**WHAT YOU WILL DO:**
Transcribe the records below exactly, leaving out any pictures.

**DATA SUPPLIED:**
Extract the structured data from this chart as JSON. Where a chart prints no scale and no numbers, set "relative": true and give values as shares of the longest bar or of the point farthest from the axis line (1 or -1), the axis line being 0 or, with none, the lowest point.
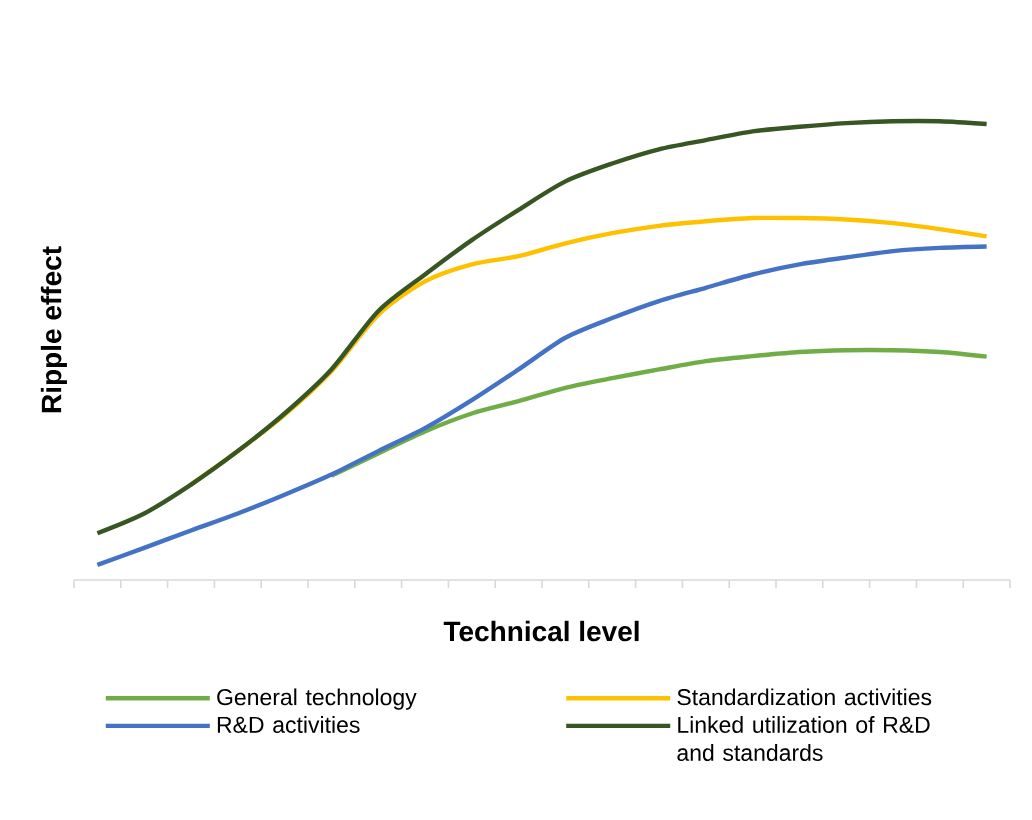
{
  "chart_data": {
    "type": "line",
    "relative": true,
    "xlabel": "Technical level",
    "ylabel": "Ripple effect",
    "legend": "bottom",
    "marker": "none",
    "line_style": "solid",
    "categories": [
      null,
      null,
      null,
      null,
      null,
      null,
      null,
      null,
      null,
      null,
      null,
      null,
      null,
      null,
      null,
      null,
      null,
      null,
      null,
      null
    ],
    "series": [
      {
        "name": "General technology",
        "color": "#70ad47",
        "values": [
          null,
          null,
          null,
          null,
          null,
          0.227,
          0.276,
          0.324,
          0.363,
          0.39,
          0.419,
          0.44,
          0.459,
          0.477,
          0.488,
          0.497,
          0.501,
          0.501,
          0.497,
          0.487
        ]
      },
      {
        "name": "Standardization activities",
        "color": "#ffc000",
        "values": [
          null,
          null,
          0.208,
          0.281,
          0.36,
          0.455,
          0.578,
          0.651,
          0.688,
          0.706,
          0.734,
          0.756,
          0.772,
          0.782,
          0.789,
          0.789,
          0.786,
          0.778,
          0.765,
          0.749
        ]
      },
      {
        "name": "R&D activities",
        "color": "#4472c4",
        "values": [
          0.033,
          0.07,
          0.108,
          0.145,
          0.186,
          0.23,
          0.281,
          0.331,
          0.392,
          0.459,
          0.528,
          0.571,
          0.608,
          0.637,
          0.666,
          0.688,
          0.703,
          0.717,
          0.724,
          0.727
        ]
      },
      {
        "name": "Linked utilization of R&D and standards",
        "color": "#375623",
        "values": [
          0.102,
          0.145,
          0.208,
          0.281,
          0.363,
          0.459,
          0.586,
          0.666,
          0.741,
          0.807,
          0.869,
          0.908,
          0.939,
          0.959,
          0.978,
          0.988,
          0.996,
          1,
          1,
          0.994
        ]
      }
    ]
  }
}
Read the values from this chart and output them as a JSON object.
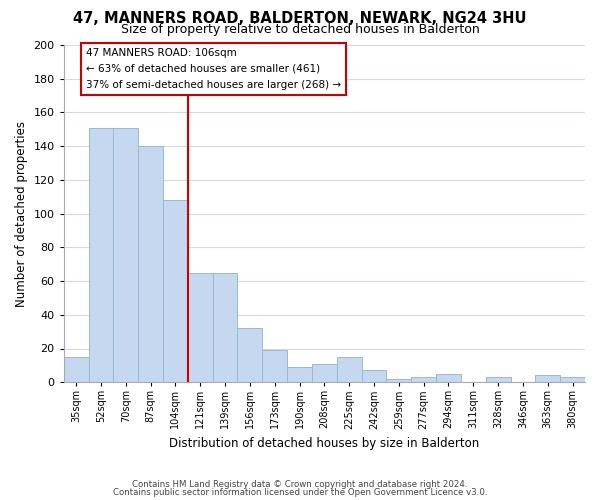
{
  "title": "47, MANNERS ROAD, BALDERTON, NEWARK, NG24 3HU",
  "subtitle": "Size of property relative to detached houses in Balderton",
  "xlabel": "Distribution of detached houses by size in Balderton",
  "ylabel": "Number of detached properties",
  "categories": [
    "35sqm",
    "52sqm",
    "70sqm",
    "87sqm",
    "104sqm",
    "121sqm",
    "139sqm",
    "156sqm",
    "173sqm",
    "190sqm",
    "208sqm",
    "225sqm",
    "242sqm",
    "259sqm",
    "277sqm",
    "294sqm",
    "311sqm",
    "328sqm",
    "346sqm",
    "363sqm",
    "380sqm"
  ],
  "values": [
    15,
    151,
    151,
    140,
    108,
    65,
    65,
    32,
    19,
    9,
    11,
    15,
    7,
    2,
    3,
    5,
    0,
    3,
    0,
    4,
    3
  ],
  "bar_color": "#c5d8f0",
  "bar_edge_color": "#9ab8d8",
  "vline_x": 4.5,
  "vline_color": "#cc0000",
  "annotation_title": "47 MANNERS ROAD: 106sqm",
  "annotation_line1": "← 63% of detached houses are smaller (461)",
  "annotation_line2": "37% of semi-detached houses are larger (268) →",
  "annotation_box_color": "#ffffff",
  "annotation_box_edge": "#cc0000",
  "ylim": [
    0,
    200
  ],
  "yticks": [
    0,
    20,
    40,
    60,
    80,
    100,
    120,
    140,
    160,
    180,
    200
  ],
  "footer1": "Contains HM Land Registry data © Crown copyright and database right 2024.",
  "footer2": "Contains public sector information licensed under the Open Government Licence v3.0.",
  "background_color": "#ffffff",
  "grid_color": "#d0daea"
}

**EXERCISE RESULT:**
Extract the structured data from this chart as JSON. Where a chart prints no scale and no numbers, set "relative": true and give values as shares of the longest bar or of the point farthest from the axis line (1 or -1), the axis line being 0 or, with none, the lowest point.
{
  "chart_data": {
    "type": "line",
    "relative": true,
    "xlabel": "Technical level",
    "ylabel": "Ripple effect",
    "legend": "bottom",
    "marker": "none",
    "line_style": "solid",
    "categories": [
      null,
      null,
      null,
      null,
      null,
      null,
      null,
      null,
      null,
      null,
      null,
      null,
      null,
      null,
      null,
      null,
      null,
      null,
      null,
      null
    ],
    "series": [
      {
        "name": "General technology",
        "color": "#70ad47",
        "values": [
          null,
          null,
          null,
          null,
          null,
          0.227,
          0.276,
          0.324,
          0.363,
          0.39,
          0.419,
          0.44,
          0.459,
          0.477,
          0.488,
          0.497,
          0.501,
          0.501,
          0.497,
          0.487
        ]
      },
      {
        "name": "Standardization activities",
        "color": "#ffc000",
        "values": [
          null,
          null,
          0.208,
          0.281,
          0.36,
          0.455,
          0.578,
          0.651,
          0.688,
          0.706,
          0.734,
          0.756,
          0.772,
          0.782,
          0.789,
          0.789,
          0.786,
          0.778,
          0.765,
          0.749
        ]
      },
      {
        "name": "R&D activities",
        "color": "#4472c4",
        "values": [
          0.033,
          0.07,
          0.108,
          0.145,
          0.186,
          0.23,
          0.281,
          0.331,
          0.392,
          0.459,
          0.528,
          0.571,
          0.608,
          0.637,
          0.666,
          0.688,
          0.703,
          0.717,
          0.724,
          0.727
        ]
      },
      {
        "name": "Linked utilization of R&D and standards",
        "color": "#375623",
        "values": [
          0.102,
          0.145,
          0.208,
          0.281,
          0.363,
          0.459,
          0.586,
          0.666,
          0.741,
          0.807,
          0.869,
          0.908,
          0.939,
          0.959,
          0.978,
          0.988,
          0.996,
          1,
          1,
          0.994
        ]
      }
    ]
  }
}
Read the values from this chart and output them as a JSON object.
{
  "title": "47, MANNERS ROAD, BALDERTON, NEWARK, NG24 3HU",
  "subtitle": "Size of property relative to detached houses in Balderton",
  "xlabel": "Distribution of detached houses by size in Balderton",
  "ylabel": "Number of detached properties",
  "categories": [
    "35sqm",
    "52sqm",
    "70sqm",
    "87sqm",
    "104sqm",
    "121sqm",
    "139sqm",
    "156sqm",
    "173sqm",
    "190sqm",
    "208sqm",
    "225sqm",
    "242sqm",
    "259sqm",
    "277sqm",
    "294sqm",
    "311sqm",
    "328sqm",
    "346sqm",
    "363sqm",
    "380sqm"
  ],
  "values": [
    15,
    151,
    151,
    140,
    108,
    65,
    65,
    32,
    19,
    9,
    11,
    15,
    7,
    2,
    3,
    5,
    0,
    3,
    0,
    4,
    3
  ],
  "bar_color": "#c5d8f0",
  "bar_edge_color": "#9ab8d8",
  "vline_x": 4.5,
  "vline_color": "#cc0000",
  "annotation_title": "47 MANNERS ROAD: 106sqm",
  "annotation_line1": "← 63% of detached houses are smaller (461)",
  "annotation_line2": "37% of semi-detached houses are larger (268) →",
  "annotation_box_color": "#ffffff",
  "annotation_box_edge": "#cc0000",
  "ylim": [
    0,
    200
  ],
  "yticks": [
    0,
    20,
    40,
    60,
    80,
    100,
    120,
    140,
    160,
    180,
    200
  ],
  "footer1": "Contains HM Land Registry data © Crown copyright and database right 2024.",
  "footer2": "Contains public sector information licensed under the Open Government Licence v3.0.",
  "background_color": "#ffffff",
  "grid_color": "#d0daea"
}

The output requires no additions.